Problem description :: Exclude the pictures and reproduce the remaining data exactly as written.

-------

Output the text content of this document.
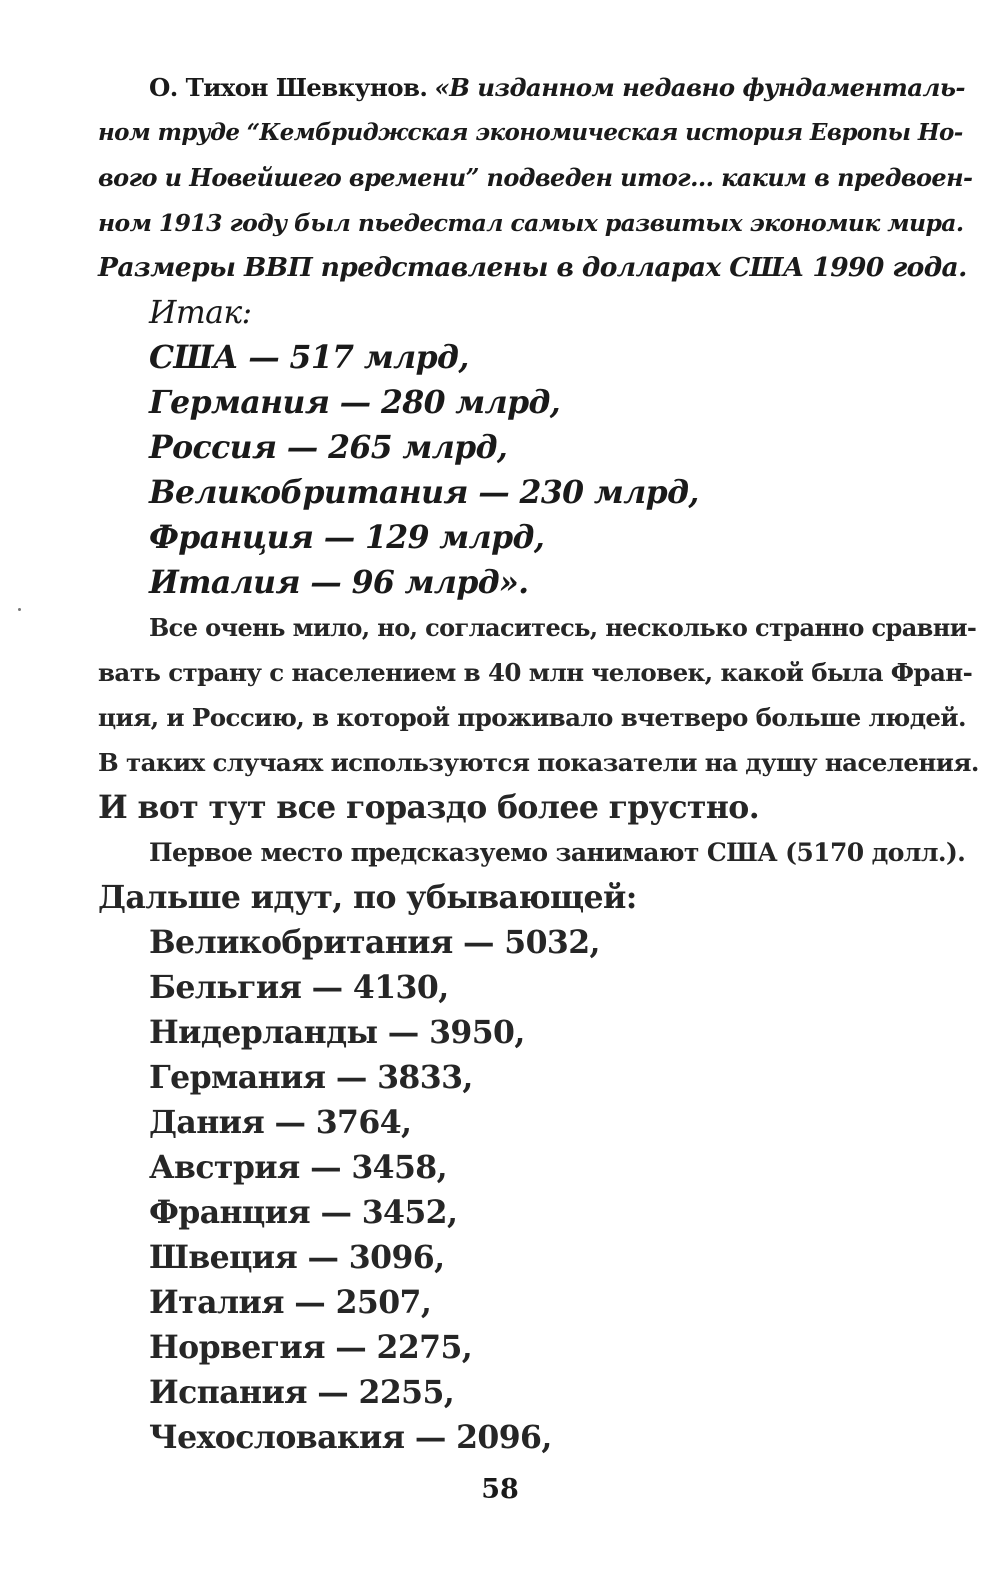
О. Тихон Шевкунов. «В изданном недавно фундаменталь-
ном труде “Кембриджская экономическая история Европы Но-
вого и Новейшего времени” подведен итог... каким в предвоен-
ном 1913 году был пьедестал самых развитых экономик мира.
Размеры ВВП представлены в долларах США 1990 года.
Итак:
США — 517 млрд,
Германия — 280 млрд,
Россия — 265 млрд,
Великобритания — 230 млрд,
Франция — 129 млрд,
Италия — 96 млрд».
Все очень мило, но, согласитесь, несколько странно сравни-
вать страну с населением в 40 млн человек, какой была Фран-
ция, и Россию, в которой проживало вчетверо больше людей.
В таких случаях используются показатели на душу населения.
И вот тут все гораздо более грустно.
Первое место предсказуемо занимают США (5170 долл.).
Дальше идут, по убывающей:
Великобритания — 5032,
Бельгия — 4130,
Нидерланды — 3950,
Германия — 3833,
Дания — 3764,
Австрия — 3458,
Франция — 3452,
Швеция — 3096,
Италия — 2507,
Норвегия — 2275,
Испания — 2255,
Чехословакия — 2096,
58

-------

Exercise output ::
Output the text content of this document.
О. Тихон Шевкунов. «В изданном недавно фундаменталь-
ном труде “Кембриджская экономическая история Европы Но-
вого и Новейшего времени” подведен итог... каким в предвоен-
ном 1913 году был пьедестал самых развитых экономик мира.
Размеры ВВП представлены в долларах США 1990 года.
Итак:
США — 517 млрд,
Германия — 280 млрд,
Россия — 265 млрд,
Великобритания — 230 млрд,
Франция — 129 млрд,
Италия — 96 млрд».
Все очень мило, но, согласитесь, несколько странно сравни-
вать страну с населением в 40 млн человек, какой была Фран-
ция, и Россию, в которой проживало вчетверо больше людей.
В таких случаях используются показатели на душу населения.
И вот тут все гораздо более грустно.
Первое место предсказуемо занимают США (5170 долл.).
Дальше идут, по убывающей:
Великобритания — 5032,
Бельгия — 4130,
Нидерланды — 3950,
Германия — 3833,
Дания — 3764,
Австрия — 3458,
Франция — 3452,
Швеция — 3096,
Италия — 2507,
Норвегия — 2275,
Испания — 2255,
Чехословакия — 2096,
58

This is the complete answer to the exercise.